- [The problem]: Exactly reproduce the lines beginning with the line that includes "What's the underlying" and ending with the last line of the data.

Lines of data:
★ ★ ★ ★ ★
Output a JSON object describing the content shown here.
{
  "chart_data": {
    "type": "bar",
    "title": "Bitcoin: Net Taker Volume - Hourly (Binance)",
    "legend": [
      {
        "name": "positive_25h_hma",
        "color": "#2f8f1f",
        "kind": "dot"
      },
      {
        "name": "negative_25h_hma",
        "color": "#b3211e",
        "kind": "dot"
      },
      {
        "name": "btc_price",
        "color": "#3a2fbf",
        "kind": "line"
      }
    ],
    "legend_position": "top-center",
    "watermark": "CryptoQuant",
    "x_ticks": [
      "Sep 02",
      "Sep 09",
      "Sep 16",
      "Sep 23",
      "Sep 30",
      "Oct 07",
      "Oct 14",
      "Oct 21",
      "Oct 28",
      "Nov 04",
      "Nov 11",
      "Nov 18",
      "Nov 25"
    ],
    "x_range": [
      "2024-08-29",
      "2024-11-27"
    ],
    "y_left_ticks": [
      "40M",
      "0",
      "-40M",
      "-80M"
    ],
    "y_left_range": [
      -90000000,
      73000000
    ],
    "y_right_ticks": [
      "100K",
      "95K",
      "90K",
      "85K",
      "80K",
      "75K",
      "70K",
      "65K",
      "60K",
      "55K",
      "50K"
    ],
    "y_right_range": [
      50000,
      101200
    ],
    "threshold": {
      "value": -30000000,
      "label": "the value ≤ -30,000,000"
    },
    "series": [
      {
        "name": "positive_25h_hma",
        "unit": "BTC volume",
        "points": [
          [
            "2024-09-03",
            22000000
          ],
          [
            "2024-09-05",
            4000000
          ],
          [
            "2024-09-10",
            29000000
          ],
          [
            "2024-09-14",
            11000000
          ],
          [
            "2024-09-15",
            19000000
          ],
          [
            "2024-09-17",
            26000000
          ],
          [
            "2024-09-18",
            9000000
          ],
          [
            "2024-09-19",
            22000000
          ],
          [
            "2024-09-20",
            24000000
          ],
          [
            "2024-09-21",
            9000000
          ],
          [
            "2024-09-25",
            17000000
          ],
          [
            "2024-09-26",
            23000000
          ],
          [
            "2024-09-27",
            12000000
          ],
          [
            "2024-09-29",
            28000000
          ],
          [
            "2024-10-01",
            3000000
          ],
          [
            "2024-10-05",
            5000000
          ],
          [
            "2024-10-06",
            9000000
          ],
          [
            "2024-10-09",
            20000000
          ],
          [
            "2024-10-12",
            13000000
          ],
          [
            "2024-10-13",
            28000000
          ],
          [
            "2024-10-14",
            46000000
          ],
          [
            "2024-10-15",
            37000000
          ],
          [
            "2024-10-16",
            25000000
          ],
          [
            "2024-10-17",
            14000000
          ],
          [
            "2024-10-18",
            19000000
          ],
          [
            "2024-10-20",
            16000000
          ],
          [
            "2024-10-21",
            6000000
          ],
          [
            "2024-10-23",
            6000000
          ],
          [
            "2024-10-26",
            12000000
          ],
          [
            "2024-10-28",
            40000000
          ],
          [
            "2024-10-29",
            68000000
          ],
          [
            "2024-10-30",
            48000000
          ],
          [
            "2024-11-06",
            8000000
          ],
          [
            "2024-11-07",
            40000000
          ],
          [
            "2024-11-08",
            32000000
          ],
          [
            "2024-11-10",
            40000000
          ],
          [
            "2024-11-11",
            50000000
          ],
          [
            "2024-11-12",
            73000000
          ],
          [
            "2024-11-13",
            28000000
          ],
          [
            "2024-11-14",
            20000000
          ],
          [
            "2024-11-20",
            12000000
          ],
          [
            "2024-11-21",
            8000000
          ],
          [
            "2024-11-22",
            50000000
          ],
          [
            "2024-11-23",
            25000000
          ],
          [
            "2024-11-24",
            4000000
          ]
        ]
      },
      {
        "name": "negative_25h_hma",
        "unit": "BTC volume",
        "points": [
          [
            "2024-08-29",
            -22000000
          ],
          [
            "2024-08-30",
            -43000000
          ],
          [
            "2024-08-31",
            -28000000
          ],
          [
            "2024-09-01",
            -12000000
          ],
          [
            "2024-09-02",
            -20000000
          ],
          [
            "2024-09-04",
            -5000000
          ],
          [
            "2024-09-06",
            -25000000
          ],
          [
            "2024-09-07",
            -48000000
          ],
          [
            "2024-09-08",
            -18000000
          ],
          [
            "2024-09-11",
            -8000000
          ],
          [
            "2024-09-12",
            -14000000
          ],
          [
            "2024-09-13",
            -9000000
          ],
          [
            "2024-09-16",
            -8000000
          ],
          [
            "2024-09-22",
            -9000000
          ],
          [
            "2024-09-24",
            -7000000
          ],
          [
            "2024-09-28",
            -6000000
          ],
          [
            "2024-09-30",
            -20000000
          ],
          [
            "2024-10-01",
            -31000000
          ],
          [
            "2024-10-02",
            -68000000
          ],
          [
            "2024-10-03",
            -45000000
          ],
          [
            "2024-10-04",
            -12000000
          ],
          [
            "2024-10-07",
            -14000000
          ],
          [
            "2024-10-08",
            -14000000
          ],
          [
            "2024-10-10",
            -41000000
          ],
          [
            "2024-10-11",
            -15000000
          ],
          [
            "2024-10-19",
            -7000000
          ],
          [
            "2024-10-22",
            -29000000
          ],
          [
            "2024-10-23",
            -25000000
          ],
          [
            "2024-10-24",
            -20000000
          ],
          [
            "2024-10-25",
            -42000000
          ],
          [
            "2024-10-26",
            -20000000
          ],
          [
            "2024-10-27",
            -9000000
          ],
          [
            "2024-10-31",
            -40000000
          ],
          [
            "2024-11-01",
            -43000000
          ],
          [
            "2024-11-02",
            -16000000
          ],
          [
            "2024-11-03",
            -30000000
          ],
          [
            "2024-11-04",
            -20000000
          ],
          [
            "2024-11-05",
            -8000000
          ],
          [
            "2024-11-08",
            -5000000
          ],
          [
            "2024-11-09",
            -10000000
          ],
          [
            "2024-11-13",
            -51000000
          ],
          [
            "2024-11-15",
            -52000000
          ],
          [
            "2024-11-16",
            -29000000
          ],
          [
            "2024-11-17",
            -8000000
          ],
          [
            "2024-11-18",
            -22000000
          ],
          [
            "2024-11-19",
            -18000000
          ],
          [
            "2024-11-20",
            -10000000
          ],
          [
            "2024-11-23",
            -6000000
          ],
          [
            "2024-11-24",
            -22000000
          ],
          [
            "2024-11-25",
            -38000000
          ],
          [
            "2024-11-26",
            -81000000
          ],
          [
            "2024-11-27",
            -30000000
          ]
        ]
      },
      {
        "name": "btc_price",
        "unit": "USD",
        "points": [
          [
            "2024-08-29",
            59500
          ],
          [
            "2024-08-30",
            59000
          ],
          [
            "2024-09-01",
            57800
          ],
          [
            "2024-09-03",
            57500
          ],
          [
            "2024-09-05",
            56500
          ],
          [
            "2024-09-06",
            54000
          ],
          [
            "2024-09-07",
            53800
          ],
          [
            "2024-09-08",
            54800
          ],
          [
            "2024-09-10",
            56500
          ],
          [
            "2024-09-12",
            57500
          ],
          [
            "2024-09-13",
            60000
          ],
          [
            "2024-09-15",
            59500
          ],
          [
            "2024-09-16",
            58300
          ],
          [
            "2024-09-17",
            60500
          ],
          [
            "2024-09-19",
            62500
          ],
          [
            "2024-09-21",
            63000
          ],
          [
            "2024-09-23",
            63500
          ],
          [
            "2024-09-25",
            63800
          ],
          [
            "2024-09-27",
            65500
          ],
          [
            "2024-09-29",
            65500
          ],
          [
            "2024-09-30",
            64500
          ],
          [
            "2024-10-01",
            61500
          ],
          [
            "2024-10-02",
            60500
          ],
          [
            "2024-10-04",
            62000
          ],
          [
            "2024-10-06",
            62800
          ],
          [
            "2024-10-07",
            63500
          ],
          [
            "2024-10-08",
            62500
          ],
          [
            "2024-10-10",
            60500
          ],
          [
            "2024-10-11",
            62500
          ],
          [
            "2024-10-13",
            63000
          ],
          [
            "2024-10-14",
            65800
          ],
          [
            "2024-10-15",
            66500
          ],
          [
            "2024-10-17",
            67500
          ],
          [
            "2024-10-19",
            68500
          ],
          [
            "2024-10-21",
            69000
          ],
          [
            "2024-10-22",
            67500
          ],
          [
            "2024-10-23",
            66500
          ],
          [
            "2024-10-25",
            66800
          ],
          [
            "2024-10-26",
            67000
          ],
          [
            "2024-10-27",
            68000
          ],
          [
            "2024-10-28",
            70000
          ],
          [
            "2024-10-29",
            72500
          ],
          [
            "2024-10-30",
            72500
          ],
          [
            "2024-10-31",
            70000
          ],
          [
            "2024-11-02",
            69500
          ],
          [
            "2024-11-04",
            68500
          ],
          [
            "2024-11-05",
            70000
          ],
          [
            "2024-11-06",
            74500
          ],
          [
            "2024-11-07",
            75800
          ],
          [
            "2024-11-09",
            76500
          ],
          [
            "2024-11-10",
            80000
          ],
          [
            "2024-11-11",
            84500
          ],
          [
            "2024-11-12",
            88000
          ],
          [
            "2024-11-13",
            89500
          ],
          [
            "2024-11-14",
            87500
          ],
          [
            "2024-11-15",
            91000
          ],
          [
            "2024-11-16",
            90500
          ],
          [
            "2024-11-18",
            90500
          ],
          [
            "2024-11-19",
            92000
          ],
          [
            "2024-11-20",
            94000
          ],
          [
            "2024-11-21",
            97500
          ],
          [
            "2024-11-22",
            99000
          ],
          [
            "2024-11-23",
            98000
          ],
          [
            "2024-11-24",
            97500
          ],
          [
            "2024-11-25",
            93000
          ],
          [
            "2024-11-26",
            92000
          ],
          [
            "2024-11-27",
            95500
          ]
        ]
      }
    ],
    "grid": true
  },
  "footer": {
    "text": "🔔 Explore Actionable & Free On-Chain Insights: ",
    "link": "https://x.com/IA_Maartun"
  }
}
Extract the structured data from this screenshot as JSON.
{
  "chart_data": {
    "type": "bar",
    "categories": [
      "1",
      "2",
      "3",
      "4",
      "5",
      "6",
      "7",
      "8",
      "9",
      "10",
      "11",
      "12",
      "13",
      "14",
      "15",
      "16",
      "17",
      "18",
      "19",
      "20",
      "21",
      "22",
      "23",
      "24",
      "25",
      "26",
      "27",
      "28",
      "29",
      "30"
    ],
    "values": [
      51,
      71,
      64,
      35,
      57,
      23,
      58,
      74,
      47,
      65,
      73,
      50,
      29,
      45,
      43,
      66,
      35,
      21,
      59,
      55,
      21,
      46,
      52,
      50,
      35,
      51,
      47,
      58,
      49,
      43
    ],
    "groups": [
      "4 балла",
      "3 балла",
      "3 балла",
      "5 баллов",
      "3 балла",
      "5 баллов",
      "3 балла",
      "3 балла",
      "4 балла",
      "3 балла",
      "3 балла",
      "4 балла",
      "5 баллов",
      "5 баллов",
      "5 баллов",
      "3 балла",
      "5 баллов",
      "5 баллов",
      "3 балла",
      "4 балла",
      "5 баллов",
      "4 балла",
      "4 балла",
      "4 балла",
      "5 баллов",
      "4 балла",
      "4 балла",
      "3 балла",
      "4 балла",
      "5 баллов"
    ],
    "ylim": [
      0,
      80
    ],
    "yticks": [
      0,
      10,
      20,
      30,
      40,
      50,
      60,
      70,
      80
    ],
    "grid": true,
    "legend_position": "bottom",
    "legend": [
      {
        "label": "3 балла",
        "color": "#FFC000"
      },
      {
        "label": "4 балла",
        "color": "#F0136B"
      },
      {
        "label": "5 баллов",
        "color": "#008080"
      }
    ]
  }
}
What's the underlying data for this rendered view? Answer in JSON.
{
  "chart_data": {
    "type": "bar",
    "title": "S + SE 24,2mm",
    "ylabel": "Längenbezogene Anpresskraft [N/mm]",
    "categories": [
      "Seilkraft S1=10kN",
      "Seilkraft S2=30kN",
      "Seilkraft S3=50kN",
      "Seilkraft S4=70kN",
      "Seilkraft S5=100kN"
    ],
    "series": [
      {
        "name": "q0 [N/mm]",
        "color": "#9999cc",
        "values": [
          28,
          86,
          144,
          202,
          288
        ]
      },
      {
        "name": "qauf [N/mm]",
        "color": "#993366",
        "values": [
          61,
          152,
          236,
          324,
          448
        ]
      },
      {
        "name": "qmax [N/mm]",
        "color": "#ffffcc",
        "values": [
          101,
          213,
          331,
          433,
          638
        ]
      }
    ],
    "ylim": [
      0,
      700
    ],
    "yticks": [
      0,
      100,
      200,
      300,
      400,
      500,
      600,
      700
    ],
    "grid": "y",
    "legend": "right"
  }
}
★ ★ ★ ★ ★
- [Correct output]:
What's the underlying data for this rendered view? Answer in JSON.
{
  "chart_data": {
    "type": "bar",
    "title": "S + SE 24,2mm",
    "ylabel": "Längenbezogene Anpresskraft [N/mm]",
    "categories": [
      "Seilkraft S1=10kN",
      "Seilkraft S2=30kN",
      "Seilkraft S3=50kN",
      "Seilkraft S4=70kN",
      "Seilkraft S5=100kN"
    ],
    "series": [
      {
        "name": "q0 [N/mm]",
        "color": "#9999cc",
        "values": [
          28,
          86,
          144,
          202,
          288
        ]
      },
      {
        "name": "qauf [N/mm]",
        "color": "#993366",
        "values": [
          61,
          152,
          236,
          324,
          448
        ]
      },
      {
        "name": "qmax [N/mm]",
        "color": "#ffffcc",
        "values": [
          101,
          213,
          331,
          433,
          638
        ]
      }
    ],
    "ylim": [
      0,
      700
    ],
    "yticks": [
      0,
      100,
      200,
      300,
      400,
      500,
      600,
      700
    ],
    "grid": "y",
    "legend": "right"
  }
}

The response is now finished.